§ To do:
Count up the lines in the following listing that hold the word "файлов", then give only that count.

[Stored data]
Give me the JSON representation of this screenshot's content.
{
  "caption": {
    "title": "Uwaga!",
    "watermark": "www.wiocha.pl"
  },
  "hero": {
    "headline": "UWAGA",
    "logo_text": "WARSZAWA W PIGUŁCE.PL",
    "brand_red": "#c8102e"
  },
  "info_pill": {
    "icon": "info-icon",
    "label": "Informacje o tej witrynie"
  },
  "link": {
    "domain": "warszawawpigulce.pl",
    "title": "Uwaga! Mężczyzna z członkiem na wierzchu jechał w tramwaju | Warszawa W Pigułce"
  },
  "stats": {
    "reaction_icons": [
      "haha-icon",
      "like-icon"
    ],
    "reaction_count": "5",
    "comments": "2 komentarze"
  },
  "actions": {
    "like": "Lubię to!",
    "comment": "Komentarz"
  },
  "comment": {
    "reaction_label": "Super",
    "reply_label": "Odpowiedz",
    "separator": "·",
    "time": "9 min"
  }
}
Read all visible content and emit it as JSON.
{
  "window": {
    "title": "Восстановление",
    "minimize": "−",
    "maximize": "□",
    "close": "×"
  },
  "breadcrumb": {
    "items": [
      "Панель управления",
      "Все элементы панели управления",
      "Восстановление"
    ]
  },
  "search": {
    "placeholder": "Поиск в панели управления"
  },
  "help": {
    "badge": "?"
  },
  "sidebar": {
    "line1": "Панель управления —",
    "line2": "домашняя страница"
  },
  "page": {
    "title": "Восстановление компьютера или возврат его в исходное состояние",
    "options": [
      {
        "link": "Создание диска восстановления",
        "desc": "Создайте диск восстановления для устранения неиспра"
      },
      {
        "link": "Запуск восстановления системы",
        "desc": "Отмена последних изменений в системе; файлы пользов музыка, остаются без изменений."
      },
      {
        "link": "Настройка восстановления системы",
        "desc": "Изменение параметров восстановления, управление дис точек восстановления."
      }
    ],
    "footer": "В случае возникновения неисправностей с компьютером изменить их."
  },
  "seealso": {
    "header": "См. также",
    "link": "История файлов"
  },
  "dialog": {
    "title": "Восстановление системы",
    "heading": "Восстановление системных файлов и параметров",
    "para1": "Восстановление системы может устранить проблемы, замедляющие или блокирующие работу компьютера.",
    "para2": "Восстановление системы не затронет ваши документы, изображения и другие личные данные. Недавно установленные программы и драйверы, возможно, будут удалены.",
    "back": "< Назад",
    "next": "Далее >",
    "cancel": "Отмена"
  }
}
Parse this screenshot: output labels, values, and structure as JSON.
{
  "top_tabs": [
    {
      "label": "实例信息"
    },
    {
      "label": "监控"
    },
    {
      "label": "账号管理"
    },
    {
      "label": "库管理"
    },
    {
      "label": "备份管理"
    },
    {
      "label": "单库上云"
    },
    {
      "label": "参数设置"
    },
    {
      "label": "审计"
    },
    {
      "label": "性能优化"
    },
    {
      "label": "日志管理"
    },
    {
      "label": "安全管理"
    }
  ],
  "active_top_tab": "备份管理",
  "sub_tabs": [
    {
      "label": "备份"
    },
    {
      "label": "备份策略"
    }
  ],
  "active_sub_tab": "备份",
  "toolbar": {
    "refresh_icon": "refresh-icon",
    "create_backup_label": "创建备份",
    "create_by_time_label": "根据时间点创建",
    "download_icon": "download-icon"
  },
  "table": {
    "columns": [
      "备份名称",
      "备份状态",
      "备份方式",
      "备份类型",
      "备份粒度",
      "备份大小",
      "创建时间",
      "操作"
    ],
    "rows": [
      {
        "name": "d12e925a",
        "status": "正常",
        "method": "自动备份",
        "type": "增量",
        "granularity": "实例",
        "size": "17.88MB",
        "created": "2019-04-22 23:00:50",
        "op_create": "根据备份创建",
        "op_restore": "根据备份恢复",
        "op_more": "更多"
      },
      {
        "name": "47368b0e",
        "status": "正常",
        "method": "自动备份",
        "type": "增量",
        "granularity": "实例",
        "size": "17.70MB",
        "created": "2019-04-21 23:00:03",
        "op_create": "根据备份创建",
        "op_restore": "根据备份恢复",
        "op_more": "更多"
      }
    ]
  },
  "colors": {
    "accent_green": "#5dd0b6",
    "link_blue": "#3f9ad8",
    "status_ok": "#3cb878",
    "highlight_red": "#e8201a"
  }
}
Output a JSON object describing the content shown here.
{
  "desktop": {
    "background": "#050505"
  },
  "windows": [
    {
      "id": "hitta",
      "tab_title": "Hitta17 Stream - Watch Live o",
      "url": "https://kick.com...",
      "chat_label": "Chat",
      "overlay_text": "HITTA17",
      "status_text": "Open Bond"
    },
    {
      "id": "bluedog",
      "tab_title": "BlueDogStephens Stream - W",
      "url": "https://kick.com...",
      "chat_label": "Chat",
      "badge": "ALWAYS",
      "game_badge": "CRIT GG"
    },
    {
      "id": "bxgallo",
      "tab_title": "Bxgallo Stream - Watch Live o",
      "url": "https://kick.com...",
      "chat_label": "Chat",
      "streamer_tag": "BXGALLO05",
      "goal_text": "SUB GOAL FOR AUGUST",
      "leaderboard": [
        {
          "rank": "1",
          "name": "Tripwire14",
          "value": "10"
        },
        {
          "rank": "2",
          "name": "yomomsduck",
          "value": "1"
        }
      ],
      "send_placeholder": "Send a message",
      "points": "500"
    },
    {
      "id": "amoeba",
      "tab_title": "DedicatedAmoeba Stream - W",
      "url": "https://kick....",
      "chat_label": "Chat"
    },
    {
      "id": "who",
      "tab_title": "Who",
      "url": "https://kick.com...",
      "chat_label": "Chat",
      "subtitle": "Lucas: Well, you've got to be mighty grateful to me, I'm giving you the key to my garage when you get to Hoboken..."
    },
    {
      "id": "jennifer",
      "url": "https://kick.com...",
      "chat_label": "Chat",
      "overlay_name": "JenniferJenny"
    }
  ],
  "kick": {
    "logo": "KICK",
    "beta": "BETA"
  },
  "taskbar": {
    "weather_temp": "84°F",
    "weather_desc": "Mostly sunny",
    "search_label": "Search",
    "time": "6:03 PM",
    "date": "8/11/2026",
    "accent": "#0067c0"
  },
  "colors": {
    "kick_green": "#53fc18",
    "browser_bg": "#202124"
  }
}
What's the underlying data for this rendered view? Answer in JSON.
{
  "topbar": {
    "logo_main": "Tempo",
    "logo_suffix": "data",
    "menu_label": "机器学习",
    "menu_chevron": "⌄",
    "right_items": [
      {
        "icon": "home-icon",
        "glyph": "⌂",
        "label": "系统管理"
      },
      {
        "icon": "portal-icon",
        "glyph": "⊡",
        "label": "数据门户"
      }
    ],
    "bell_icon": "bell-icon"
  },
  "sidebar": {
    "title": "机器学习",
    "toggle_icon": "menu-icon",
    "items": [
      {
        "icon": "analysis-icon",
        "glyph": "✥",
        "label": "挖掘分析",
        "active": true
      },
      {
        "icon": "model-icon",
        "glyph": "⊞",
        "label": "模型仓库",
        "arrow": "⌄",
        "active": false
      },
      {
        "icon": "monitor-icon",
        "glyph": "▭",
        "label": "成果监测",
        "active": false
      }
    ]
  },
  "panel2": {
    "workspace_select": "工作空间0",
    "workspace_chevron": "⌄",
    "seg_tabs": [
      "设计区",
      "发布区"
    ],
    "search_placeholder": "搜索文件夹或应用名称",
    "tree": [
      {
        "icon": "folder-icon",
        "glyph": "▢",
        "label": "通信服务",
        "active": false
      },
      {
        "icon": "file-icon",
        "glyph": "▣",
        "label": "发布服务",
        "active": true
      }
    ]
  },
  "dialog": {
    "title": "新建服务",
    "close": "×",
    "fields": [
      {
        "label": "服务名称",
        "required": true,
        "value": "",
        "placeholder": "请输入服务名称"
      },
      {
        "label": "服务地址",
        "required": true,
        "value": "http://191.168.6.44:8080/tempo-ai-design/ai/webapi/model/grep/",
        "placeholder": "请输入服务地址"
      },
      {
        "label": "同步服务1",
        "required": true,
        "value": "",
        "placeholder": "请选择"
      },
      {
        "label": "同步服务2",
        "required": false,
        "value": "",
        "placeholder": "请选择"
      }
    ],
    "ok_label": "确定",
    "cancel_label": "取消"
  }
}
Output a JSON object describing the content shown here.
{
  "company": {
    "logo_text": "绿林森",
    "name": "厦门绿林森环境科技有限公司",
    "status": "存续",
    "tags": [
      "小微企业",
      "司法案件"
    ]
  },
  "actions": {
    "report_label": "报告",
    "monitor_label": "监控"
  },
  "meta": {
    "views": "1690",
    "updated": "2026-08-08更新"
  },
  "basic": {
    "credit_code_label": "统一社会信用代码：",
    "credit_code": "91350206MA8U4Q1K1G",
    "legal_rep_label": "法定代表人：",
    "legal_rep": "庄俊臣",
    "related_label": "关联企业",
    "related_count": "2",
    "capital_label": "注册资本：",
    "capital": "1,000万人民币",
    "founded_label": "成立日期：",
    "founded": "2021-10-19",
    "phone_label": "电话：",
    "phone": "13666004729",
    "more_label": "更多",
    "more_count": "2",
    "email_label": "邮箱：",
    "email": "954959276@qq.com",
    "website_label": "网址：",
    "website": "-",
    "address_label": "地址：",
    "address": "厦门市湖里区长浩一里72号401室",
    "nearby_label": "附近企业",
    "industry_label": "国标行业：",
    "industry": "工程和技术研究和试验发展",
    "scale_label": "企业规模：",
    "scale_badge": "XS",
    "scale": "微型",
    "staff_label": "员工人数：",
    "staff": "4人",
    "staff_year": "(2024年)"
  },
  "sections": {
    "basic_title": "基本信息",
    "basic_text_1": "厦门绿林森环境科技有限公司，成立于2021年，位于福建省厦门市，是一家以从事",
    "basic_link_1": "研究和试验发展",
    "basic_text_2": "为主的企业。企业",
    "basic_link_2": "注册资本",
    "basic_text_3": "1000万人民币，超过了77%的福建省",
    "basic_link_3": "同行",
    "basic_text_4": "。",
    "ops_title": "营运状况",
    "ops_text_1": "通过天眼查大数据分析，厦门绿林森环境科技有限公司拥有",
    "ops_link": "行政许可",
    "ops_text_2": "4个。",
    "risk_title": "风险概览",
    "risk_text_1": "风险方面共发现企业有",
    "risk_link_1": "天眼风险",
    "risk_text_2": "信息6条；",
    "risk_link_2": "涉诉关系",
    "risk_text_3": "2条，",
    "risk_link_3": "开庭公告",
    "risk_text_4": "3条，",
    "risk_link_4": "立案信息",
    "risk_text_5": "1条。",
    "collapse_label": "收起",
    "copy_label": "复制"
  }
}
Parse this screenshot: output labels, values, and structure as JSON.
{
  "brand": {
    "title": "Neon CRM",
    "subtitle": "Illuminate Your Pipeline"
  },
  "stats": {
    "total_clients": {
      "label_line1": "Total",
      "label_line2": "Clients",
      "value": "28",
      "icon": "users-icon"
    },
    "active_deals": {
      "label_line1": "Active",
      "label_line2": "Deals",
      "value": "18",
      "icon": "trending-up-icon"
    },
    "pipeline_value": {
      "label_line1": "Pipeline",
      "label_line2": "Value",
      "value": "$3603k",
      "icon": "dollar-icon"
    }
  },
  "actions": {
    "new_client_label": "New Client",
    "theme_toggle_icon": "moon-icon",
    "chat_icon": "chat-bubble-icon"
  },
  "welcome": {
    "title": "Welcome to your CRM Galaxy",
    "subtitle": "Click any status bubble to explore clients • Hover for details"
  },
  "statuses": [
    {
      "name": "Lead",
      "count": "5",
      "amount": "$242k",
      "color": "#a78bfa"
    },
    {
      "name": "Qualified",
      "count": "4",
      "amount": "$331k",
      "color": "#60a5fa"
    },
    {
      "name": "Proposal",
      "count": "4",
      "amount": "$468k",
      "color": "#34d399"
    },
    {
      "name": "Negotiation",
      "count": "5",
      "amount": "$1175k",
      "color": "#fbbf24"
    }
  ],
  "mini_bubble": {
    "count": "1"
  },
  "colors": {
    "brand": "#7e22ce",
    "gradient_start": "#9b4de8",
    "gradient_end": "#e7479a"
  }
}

§ Exercise answer:
2